▸ Exercise directions
Each entry here needs to be set down again exactly, please; pictures are left out.

▸ Records supplied

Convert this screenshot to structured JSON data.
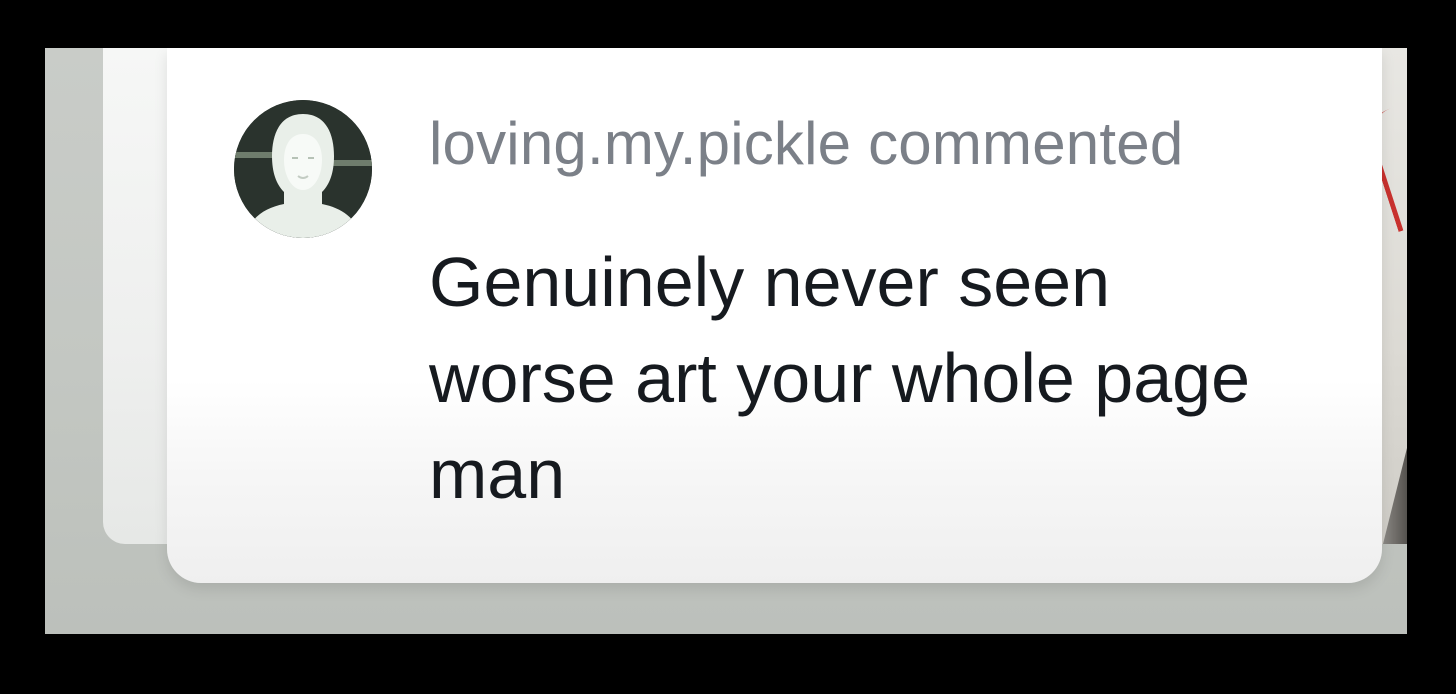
{
  "notification": {
    "username": "loving.my.pickle",
    "action": "commented",
    "comment_text": "Genuinely never seen worse art your whole page man",
    "avatar_icon": "user-avatar"
  },
  "colors": {
    "card_background": "#ffffff",
    "header_text": "#7b8088",
    "comment_text": "#161a1f",
    "backdrop": "#c4c7c3"
  }
}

▸ Finished exercise
Convert this screenshot to structured JSON data.
{
  "notification": {
    "username": "loving.my.pickle",
    "action": "commented",
    "comment_text": "Genuinely never seen worse art your whole page man",
    "avatar_icon": "user-avatar"
  },
  "colors": {
    "card_background": "#ffffff",
    "header_text": "#7b8088",
    "comment_text": "#161a1f",
    "backdrop": "#c4c7c3"
  }
}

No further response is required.